> Written instruction:
Please give the entries again in full and exactly, without any picture.

> Records supplied:
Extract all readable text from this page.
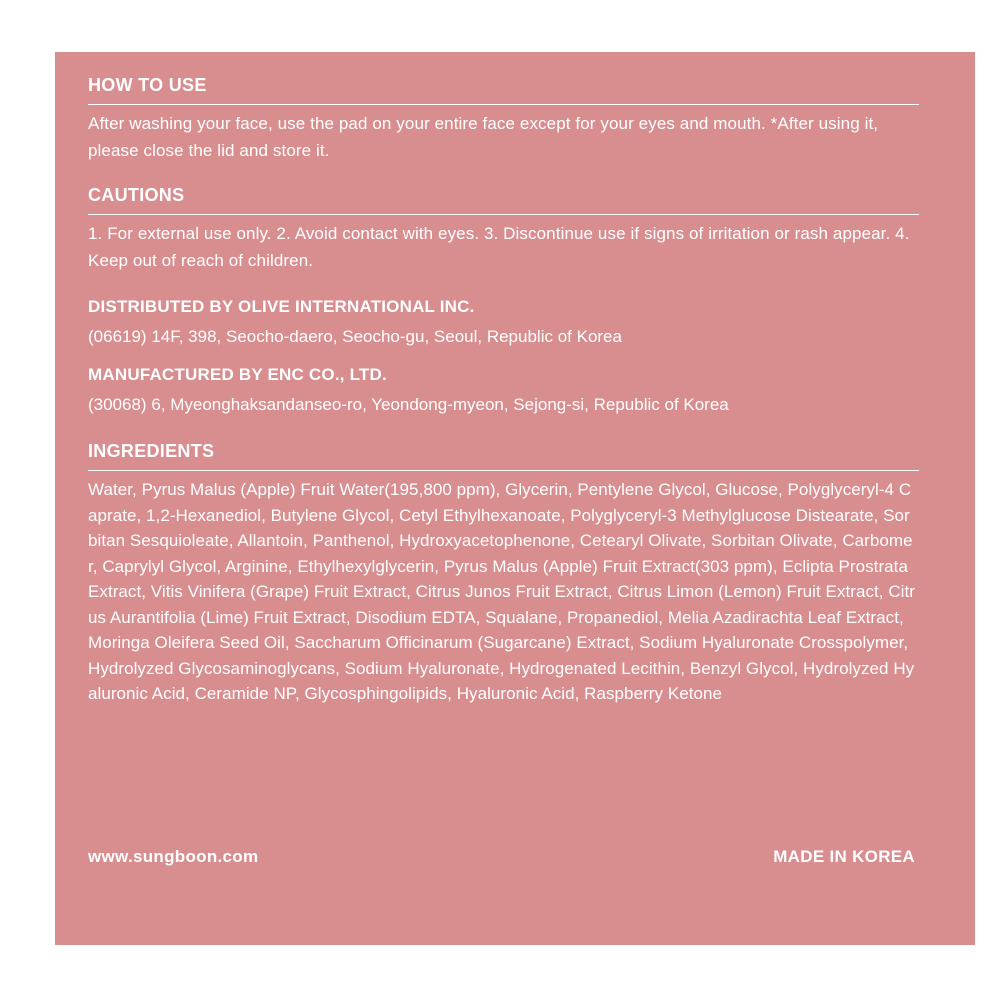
HOW TO USE

After washing your face, use the pad on your entire face except for your eyes and mouth. *After using it, please close the lid and store it.

CAUTIONS

1. For external use only. 2. Avoid contact with eyes. 3. Discontinue use if signs of irritation or rash appear. 4. Keep out of reach of children.

DISTRIBUTED BY OLIVE INTERNATIONAL INC.

(06619) 14F, 398, Seocho-daero, Seocho-gu, Seoul, Republic of Korea

MANUFACTURED BY ENC CO., LTD.

(30068) 6, Myeonghaksandanseo-ro, Yeondong-myeon, Sejong-si, Republic of Korea

INGREDIENTS

Water, Pyrus Malus (Apple) Fruit Water(195,800 ppm), Glycerin, Pentylene Glycol, Glucose, Polyglyceryl-4 Caprate, 1,2-Hexanediol, Butylene Glycol, Cetyl Ethylhexanoate, Polyglyceryl-3 Methylglucose Distearate, Sorbitan Sesquioleate, Allantoin, Panthenol, Hydroxyacetophenone, Cetearyl Olivate, Sorbitan Olivate, Carbomer, Caprylyl Glycol, Arginine, Ethylhexylglycerin, Pyrus Malus (Apple) Fruit Extract(303 ppm), Eclipta Prostrata Extract, Vitis Vinifera (Grape) Fruit Extract, Citrus Junos Fruit Extract, Citrus Limon (Lemon) Fruit Extract, Citrus Aurantifolia (Lime) Fruit Extract, Disodium EDTA, Squalane, Propanediol, Melia Azadirachta Leaf Extract, Moringa Oleifera Seed Oil, Saccharum Officinarum (Sugarcane) Extract, Sodium Hyaluronate Crosspolymer, Hydrolyzed Glycosaminoglycans, Sodium Hyaluronate, Hydrogenated Lecithin, Benzyl Glycol, Hydrolyzed Hyaluronic Acid, Ceramide NP, Glycosphingolipids, Hyaluronic Acid, Raspberry Ketone

www.sungboon.com	MADE IN KOREA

> Full output:
Extract all readable text from this page.
HOW TO USE

After washing your face, use the pad on your entire face except for your eyes and mouth. *After using it, please close the lid and store it.

CAUTIONS

1. For external use only. 2. Avoid contact with eyes. 3. Discontinue use if signs of irritation or rash appear. 4. Keep out of reach of children.

DISTRIBUTED BY OLIVE INTERNATIONAL INC.

(06619) 14F, 398, Seocho-daero, Seocho-gu, Seoul, Republic of Korea

MANUFACTURED BY ENC CO., LTD.

(30068) 6, Myeonghaksandanseo-ro, Yeondong-myeon, Sejong-si, Republic of Korea

INGREDIENTS

Water, Pyrus Malus (Apple) Fruit Water(195,800 ppm), Glycerin, Pentylene Glycol, Glucose, Polyglyceryl-4 Caprate, 1,2-Hexanediol, Butylene Glycol, Cetyl Ethylhexanoate, Polyglyceryl-3 Methylglucose Distearate, Sorbitan Sesquioleate, Allantoin, Panthenol, Hydroxyacetophenone, Cetearyl Olivate, Sorbitan Olivate, Carbomer, Caprylyl Glycol, Arginine, Ethylhexylglycerin, Pyrus Malus (Apple) Fruit Extract(303 ppm), Eclipta Prostrata Extract, Vitis Vinifera (Grape) Fruit Extract, Citrus Junos Fruit Extract, Citrus Limon (Lemon) Fruit Extract, Citrus Aurantifolia (Lime) Fruit Extract, Disodium EDTA, Squalane, Propanediol, Melia Azadirachta Leaf Extract, Moringa Oleifera Seed Oil, Saccharum Officinarum (Sugarcane) Extract, Sodium Hyaluronate Crosspolymer, Hydrolyzed Glycosaminoglycans, Sodium Hyaluronate, Hydrogenated Lecithin, Benzyl Glycol, Hydrolyzed Hyaluronic Acid, Ceramide NP, Glycosphingolipids, Hyaluronic Acid, Raspberry Ketone

www.sungboon.com	MADE IN KOREA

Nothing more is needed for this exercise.